§ **TASK STATEMENT**
How many lines in the rows below contain the string "title", with case counting? Reply with the number only.

===== DATA FOR THIS EXERCISE

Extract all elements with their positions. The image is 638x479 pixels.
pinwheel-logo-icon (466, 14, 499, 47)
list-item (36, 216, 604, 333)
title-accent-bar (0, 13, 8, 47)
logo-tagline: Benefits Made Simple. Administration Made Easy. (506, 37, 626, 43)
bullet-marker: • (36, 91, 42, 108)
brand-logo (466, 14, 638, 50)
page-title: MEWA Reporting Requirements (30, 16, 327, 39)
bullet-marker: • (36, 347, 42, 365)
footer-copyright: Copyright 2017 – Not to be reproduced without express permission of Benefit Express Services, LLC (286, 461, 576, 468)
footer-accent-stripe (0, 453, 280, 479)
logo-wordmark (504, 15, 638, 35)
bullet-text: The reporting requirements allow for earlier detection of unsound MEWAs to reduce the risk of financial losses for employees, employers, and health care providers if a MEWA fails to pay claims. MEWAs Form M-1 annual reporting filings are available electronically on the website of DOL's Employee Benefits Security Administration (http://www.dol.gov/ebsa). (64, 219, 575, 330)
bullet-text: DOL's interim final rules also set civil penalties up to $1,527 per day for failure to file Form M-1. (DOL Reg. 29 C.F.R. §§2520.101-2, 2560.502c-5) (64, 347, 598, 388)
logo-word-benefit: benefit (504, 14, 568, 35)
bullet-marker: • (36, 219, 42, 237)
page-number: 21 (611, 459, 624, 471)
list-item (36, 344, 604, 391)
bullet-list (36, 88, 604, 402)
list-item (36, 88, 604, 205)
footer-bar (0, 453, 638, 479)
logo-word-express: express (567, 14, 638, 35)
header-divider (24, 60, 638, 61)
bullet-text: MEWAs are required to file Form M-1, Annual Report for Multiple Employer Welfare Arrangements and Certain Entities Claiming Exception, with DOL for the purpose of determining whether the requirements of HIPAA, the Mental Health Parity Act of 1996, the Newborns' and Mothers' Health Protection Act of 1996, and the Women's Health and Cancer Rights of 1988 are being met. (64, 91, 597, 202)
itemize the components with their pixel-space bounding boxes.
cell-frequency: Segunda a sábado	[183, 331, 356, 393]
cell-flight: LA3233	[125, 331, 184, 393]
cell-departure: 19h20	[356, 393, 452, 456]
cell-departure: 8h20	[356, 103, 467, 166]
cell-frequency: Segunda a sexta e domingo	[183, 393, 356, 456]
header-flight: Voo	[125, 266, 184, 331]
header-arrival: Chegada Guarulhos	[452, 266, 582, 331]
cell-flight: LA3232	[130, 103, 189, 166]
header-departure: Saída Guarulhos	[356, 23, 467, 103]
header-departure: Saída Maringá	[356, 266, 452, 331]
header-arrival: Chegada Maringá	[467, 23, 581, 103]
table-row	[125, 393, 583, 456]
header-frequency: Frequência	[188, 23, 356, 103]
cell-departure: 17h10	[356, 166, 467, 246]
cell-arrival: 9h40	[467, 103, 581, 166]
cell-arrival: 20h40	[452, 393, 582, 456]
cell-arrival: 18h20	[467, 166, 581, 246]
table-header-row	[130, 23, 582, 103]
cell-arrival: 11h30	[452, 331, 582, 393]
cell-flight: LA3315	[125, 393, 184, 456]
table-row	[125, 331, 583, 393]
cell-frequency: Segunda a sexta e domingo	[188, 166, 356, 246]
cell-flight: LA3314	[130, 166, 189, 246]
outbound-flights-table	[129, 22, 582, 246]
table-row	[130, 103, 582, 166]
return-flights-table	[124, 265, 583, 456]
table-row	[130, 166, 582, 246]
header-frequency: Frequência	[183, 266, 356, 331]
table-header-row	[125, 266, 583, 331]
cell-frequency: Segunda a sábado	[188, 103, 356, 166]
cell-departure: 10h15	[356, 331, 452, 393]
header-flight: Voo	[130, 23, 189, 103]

==========

§ **RESULT OF THIS TASK**
2